** BEGIN SOURCE RECORDS **

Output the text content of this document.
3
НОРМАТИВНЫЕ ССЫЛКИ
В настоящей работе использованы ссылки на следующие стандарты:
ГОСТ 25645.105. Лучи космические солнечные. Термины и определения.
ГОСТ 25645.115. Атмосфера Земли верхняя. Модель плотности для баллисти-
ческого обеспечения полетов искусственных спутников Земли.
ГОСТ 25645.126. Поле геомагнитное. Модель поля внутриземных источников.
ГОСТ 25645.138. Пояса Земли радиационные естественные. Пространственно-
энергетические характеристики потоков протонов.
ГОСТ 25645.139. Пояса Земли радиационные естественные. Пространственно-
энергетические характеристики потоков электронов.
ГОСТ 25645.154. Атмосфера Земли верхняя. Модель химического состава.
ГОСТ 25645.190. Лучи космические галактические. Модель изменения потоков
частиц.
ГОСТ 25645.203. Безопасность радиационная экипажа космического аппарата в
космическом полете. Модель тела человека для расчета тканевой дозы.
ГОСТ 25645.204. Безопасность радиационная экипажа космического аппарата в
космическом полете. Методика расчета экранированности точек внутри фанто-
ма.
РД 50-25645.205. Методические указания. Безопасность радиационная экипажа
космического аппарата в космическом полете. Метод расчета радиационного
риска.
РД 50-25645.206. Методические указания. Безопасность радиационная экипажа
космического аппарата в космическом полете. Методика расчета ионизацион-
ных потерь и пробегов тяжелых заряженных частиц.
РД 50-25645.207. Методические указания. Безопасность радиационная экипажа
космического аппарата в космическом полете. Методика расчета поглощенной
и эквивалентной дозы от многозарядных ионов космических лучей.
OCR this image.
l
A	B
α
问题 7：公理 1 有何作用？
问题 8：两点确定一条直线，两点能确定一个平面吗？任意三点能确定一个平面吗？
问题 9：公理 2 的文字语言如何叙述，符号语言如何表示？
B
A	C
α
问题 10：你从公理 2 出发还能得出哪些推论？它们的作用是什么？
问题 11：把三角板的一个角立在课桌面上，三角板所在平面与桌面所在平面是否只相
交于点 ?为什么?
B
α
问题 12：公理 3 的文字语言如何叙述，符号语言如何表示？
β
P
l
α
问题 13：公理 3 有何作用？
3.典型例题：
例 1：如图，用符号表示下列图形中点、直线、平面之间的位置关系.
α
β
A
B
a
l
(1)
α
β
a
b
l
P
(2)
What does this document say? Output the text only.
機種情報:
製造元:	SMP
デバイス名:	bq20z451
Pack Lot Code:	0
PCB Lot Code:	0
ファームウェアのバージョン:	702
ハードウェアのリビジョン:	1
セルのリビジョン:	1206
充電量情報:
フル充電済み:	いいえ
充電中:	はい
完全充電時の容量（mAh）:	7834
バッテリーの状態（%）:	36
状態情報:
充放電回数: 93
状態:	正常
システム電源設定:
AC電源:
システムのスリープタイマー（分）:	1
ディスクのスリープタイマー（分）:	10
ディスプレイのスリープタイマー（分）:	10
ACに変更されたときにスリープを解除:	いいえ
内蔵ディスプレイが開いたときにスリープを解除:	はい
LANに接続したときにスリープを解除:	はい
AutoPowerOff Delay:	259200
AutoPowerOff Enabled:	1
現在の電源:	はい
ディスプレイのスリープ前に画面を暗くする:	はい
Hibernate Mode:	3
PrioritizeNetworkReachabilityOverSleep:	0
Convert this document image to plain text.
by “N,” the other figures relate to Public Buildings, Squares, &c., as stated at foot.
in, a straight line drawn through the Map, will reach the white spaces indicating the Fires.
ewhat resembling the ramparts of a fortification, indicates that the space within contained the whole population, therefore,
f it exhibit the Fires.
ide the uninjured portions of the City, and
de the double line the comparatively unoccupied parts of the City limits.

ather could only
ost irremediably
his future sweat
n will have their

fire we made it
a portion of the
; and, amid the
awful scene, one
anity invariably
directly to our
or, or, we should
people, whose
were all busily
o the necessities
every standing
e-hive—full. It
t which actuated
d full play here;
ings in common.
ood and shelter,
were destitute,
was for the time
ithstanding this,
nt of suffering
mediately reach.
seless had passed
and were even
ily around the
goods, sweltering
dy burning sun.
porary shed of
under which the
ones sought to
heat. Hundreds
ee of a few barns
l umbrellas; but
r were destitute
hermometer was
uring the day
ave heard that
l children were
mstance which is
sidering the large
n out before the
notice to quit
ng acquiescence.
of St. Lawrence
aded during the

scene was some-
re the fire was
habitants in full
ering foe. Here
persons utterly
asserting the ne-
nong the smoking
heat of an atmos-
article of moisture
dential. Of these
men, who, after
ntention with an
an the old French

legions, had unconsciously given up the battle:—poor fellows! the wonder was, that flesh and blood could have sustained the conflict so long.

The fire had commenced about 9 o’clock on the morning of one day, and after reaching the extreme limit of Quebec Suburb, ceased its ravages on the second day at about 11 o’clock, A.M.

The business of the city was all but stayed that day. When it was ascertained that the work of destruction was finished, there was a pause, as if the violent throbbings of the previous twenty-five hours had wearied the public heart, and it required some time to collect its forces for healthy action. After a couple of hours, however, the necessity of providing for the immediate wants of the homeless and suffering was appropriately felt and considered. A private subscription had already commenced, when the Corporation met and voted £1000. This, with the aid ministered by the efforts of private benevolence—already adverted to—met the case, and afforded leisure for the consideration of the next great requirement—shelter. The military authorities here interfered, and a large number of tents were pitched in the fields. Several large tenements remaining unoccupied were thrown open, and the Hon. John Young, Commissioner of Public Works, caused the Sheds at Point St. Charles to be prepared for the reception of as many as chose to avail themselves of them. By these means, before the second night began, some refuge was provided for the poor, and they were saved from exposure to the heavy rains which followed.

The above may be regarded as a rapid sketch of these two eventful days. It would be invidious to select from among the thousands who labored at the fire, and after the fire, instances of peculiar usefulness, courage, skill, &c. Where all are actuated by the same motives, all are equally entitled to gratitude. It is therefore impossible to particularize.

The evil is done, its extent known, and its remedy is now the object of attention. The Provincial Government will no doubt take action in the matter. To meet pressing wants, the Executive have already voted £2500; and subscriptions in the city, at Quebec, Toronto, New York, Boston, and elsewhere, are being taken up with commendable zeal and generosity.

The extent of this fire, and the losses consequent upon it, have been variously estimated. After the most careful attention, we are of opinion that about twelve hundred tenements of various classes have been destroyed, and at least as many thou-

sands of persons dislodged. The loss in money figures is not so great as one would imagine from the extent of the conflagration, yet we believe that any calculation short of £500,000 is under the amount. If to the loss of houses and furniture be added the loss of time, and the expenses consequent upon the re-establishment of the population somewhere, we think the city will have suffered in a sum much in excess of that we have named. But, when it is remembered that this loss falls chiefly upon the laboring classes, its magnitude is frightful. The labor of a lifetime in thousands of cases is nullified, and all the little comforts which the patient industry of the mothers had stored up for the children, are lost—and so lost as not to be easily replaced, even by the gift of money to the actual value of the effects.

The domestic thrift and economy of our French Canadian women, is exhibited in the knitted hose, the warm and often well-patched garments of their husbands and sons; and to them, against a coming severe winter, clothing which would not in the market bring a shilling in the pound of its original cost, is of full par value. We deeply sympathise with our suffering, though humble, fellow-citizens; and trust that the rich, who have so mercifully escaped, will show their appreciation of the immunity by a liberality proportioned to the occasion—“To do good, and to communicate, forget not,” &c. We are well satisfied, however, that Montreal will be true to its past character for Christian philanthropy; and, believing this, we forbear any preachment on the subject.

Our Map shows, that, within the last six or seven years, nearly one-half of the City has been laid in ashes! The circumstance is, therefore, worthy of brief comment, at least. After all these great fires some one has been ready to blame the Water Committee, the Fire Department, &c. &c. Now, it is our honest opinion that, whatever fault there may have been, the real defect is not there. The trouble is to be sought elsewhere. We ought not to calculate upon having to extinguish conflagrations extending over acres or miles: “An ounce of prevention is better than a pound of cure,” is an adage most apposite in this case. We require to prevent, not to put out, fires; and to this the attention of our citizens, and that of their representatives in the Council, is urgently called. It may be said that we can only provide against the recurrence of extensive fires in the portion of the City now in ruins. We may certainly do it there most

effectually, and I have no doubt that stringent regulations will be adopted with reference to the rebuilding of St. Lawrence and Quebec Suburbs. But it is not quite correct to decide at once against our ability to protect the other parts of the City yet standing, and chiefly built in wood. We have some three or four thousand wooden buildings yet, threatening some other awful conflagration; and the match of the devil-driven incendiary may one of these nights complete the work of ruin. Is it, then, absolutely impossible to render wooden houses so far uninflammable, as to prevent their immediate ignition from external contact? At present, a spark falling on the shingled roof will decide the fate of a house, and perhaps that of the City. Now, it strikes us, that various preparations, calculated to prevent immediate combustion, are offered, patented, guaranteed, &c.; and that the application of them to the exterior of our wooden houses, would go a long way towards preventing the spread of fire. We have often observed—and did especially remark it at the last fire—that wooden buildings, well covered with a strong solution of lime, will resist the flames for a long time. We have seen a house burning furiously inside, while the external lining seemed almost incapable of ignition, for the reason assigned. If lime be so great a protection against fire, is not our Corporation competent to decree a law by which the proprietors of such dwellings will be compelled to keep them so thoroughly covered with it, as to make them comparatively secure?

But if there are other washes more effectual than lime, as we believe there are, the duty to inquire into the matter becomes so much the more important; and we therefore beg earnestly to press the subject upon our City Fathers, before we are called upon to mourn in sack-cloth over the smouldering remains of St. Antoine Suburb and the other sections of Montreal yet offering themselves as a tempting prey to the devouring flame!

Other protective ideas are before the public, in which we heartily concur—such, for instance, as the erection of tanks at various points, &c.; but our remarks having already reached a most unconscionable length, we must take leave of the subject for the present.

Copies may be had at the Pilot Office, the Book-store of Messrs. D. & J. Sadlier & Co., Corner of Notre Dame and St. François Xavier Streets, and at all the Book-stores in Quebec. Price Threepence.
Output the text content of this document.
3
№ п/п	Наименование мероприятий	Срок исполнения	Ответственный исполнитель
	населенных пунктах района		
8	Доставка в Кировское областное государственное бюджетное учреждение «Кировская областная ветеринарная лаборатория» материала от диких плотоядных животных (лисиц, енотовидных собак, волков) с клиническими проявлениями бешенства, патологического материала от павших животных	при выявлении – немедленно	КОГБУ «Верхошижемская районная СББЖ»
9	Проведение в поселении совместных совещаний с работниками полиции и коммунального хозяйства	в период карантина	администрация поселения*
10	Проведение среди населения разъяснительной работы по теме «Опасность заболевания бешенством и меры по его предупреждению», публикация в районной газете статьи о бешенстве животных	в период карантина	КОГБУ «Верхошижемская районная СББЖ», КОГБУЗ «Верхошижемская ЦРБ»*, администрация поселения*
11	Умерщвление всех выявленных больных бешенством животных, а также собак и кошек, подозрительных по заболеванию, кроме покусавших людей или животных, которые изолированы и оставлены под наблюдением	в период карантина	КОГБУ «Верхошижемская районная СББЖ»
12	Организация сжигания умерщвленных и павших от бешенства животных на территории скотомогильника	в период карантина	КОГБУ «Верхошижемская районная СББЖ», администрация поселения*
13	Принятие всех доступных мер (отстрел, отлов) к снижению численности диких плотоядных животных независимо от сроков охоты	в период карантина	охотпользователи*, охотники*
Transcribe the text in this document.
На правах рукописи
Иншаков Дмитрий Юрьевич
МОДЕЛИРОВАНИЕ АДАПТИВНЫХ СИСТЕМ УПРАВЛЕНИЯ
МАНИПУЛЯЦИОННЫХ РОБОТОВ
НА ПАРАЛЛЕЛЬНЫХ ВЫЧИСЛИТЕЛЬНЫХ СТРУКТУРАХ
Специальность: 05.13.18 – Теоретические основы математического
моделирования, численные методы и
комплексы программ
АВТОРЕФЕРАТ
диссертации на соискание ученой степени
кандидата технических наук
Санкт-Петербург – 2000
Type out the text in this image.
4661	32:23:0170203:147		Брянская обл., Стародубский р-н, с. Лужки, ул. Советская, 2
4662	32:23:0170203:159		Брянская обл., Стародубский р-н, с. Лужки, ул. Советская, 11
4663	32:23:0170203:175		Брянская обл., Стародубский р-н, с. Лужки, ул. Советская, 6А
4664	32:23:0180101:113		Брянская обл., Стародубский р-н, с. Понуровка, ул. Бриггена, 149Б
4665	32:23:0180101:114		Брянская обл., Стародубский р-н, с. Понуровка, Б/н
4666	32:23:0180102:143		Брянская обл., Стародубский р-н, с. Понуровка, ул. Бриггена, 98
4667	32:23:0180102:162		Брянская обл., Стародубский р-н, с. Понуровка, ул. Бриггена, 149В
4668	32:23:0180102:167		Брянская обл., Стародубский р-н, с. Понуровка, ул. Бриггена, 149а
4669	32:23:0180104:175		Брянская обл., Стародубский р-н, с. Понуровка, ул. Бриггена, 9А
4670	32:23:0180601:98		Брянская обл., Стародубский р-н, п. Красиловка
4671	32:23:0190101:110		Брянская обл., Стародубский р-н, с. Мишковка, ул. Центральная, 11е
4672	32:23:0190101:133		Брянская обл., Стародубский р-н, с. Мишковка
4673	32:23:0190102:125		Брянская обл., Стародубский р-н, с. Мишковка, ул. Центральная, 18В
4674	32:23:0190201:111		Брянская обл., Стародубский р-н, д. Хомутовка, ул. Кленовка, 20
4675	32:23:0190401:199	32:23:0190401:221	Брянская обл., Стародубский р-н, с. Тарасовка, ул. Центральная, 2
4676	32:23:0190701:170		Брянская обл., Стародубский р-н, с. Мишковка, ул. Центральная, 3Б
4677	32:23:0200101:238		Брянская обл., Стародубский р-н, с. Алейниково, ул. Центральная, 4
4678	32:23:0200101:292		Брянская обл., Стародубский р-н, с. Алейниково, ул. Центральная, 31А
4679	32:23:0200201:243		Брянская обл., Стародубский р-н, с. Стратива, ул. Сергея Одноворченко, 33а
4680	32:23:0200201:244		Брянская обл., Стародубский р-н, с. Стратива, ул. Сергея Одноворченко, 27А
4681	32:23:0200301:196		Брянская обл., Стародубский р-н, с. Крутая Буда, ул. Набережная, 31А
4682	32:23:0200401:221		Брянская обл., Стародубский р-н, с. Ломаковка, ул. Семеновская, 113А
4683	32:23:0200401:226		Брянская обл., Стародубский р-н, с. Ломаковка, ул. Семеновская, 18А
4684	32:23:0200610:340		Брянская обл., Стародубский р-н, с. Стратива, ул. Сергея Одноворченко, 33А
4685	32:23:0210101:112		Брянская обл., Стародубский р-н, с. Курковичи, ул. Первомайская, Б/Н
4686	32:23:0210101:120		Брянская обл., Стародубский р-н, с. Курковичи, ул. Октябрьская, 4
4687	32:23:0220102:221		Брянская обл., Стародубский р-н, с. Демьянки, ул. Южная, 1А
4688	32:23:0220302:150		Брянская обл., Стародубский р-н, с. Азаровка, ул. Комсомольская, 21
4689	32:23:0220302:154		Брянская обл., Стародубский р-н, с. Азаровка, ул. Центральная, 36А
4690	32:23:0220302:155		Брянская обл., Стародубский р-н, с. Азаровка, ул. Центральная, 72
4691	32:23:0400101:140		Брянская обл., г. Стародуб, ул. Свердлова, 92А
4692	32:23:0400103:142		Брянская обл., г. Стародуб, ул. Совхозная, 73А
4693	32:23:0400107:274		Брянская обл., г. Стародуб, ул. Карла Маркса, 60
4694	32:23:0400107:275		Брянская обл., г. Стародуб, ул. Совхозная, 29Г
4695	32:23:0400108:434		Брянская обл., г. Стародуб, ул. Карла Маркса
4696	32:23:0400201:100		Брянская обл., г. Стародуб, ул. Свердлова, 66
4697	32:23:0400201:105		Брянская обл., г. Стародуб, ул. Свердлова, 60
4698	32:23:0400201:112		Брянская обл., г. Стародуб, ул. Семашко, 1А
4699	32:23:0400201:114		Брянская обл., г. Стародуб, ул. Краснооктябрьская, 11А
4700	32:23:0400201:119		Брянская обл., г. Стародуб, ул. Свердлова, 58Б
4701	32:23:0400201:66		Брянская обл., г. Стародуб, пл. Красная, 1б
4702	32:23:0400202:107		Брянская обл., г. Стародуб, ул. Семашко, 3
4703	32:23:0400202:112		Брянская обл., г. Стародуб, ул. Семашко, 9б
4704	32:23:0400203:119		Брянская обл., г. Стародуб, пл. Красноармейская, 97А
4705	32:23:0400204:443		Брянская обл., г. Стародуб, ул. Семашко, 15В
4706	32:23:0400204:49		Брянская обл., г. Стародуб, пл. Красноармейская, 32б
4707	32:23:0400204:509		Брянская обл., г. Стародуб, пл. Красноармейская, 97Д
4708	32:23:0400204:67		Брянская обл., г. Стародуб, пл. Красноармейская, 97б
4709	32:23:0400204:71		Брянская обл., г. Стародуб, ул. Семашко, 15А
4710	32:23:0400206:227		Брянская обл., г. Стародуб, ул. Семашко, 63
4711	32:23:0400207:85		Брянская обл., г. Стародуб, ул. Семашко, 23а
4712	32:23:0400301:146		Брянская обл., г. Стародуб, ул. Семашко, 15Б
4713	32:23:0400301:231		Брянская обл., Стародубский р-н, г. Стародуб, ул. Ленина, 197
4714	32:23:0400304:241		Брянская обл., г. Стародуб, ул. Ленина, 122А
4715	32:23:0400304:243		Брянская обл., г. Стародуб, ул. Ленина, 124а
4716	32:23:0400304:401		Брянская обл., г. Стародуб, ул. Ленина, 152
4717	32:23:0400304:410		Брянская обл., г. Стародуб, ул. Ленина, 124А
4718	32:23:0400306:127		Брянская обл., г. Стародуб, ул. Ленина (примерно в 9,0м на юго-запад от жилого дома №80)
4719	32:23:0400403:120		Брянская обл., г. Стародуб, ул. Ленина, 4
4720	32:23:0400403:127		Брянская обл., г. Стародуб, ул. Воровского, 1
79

** END SOURCE RECORDS **

### WORK TO COMPLETE
The answer is a single number: how many lines include the word "Свердлова"?

### EXPECTED ANSWER
4